- _PROBLEM_
From the listing below, pull out the lines that hold "loss".

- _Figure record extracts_
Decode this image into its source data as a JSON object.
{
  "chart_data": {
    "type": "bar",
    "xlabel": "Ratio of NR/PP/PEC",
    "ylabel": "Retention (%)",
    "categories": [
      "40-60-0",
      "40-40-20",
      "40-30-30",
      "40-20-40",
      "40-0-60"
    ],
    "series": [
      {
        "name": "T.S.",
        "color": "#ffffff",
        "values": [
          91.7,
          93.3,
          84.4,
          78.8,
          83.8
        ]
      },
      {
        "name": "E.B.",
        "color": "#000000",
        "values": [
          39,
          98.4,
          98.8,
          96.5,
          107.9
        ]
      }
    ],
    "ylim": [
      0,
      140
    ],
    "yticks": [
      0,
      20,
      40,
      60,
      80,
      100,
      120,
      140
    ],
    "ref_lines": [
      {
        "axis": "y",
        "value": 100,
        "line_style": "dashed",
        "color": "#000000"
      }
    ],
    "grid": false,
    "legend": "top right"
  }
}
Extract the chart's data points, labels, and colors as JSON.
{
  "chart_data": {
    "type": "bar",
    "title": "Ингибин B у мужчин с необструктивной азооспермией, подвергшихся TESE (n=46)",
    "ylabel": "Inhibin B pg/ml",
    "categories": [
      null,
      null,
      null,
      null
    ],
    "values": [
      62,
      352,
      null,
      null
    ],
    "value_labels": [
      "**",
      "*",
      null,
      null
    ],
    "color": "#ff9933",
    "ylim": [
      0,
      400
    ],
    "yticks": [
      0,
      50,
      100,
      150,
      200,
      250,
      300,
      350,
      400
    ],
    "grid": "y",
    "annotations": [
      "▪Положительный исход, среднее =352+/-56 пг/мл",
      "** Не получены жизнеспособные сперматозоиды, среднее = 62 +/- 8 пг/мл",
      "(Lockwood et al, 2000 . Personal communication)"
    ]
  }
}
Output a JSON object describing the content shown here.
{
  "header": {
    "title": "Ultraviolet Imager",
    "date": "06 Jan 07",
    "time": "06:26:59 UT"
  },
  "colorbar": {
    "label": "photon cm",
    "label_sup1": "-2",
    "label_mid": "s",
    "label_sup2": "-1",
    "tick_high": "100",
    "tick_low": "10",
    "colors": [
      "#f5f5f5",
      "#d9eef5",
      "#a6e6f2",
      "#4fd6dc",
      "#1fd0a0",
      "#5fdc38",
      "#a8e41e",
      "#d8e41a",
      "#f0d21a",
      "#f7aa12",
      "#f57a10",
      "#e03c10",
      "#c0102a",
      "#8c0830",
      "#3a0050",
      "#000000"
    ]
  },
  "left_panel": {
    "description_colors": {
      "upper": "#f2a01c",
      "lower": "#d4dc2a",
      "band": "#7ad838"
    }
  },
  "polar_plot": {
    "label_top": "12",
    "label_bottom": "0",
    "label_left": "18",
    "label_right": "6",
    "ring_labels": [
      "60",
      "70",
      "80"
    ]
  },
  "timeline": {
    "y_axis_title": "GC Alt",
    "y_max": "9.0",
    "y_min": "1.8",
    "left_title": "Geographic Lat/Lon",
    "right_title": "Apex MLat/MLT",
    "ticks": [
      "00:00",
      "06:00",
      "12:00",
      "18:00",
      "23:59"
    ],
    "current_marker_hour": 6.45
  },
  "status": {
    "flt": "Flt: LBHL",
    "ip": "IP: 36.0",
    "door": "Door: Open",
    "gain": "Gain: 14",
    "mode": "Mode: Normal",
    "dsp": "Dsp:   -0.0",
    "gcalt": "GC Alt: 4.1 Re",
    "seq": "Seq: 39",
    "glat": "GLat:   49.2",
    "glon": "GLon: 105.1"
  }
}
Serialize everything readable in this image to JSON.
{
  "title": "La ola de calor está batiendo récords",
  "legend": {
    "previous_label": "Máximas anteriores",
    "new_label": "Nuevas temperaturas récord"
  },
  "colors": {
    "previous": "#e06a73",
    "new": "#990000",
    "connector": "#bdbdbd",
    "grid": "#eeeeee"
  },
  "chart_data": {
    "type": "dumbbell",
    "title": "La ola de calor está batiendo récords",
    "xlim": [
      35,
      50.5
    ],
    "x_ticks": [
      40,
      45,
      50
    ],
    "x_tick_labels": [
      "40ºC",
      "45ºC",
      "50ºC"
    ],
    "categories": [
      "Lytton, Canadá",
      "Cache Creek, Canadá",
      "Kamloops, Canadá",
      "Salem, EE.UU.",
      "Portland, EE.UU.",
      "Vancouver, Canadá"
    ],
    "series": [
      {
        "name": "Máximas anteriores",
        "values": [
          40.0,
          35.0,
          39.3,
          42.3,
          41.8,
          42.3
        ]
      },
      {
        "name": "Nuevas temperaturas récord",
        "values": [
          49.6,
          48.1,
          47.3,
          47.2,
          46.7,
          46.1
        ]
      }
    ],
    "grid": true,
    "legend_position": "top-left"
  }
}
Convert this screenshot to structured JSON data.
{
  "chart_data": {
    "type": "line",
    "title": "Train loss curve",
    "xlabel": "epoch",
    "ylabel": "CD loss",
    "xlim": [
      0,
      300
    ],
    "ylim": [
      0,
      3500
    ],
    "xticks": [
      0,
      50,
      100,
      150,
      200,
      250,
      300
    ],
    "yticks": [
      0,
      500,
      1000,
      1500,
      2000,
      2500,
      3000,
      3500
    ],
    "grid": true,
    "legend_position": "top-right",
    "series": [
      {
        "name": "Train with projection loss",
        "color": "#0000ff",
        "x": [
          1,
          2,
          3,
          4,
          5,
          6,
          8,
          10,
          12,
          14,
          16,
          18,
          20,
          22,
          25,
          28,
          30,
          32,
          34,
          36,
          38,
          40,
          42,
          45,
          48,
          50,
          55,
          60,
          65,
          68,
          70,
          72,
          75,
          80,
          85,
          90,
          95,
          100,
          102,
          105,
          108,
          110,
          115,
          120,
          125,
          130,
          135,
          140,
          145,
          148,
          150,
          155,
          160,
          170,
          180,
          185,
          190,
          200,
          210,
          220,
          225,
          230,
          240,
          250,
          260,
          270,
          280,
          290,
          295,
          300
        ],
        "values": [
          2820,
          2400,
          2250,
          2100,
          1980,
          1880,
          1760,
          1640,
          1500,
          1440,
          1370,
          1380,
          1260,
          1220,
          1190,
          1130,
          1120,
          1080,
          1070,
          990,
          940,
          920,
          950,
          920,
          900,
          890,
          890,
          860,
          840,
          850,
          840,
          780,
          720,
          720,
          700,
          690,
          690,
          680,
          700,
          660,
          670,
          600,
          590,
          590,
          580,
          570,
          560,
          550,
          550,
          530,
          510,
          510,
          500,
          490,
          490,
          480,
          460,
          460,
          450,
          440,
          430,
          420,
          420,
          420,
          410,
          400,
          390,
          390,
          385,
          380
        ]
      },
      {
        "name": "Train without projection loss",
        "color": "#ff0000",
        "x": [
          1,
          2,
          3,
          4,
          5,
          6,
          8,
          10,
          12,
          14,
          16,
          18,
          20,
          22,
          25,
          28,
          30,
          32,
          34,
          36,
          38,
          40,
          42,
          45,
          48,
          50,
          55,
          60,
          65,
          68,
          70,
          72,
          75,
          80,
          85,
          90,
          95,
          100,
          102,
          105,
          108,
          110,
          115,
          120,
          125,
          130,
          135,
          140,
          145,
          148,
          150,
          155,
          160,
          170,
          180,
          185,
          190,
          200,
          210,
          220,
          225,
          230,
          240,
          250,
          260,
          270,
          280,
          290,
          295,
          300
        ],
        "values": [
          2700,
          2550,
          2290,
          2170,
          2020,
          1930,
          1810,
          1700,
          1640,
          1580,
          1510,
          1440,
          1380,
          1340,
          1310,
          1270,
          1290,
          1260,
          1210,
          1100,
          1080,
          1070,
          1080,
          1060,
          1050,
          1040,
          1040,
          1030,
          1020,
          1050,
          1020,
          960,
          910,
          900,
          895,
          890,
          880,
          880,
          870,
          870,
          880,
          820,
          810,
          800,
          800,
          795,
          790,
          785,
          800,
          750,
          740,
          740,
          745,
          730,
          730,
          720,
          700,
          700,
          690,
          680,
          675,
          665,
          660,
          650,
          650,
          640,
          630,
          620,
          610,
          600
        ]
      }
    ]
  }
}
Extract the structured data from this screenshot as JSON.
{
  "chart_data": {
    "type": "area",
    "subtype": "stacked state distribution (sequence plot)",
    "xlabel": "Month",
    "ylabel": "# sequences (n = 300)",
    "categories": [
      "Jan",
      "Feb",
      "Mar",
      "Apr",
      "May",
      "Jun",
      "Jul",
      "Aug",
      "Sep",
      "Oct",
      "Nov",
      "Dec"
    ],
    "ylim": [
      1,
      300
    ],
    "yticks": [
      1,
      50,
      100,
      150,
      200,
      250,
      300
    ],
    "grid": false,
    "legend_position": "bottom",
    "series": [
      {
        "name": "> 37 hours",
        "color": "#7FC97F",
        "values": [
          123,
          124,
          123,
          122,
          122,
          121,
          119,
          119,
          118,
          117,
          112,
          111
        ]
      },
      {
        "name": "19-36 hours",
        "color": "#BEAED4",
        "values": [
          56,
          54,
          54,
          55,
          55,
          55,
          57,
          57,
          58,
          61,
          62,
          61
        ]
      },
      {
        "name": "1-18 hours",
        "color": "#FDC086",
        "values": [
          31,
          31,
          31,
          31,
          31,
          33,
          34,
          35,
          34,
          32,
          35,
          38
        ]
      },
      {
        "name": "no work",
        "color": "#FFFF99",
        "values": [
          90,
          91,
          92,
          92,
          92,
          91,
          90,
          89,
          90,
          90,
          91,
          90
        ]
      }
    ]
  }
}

- _SOLUTION_
    "title": "Train loss curve",
    "ylabel": "CD loss",
        "name": "Train with projection loss",
        "name": "Train without projection loss",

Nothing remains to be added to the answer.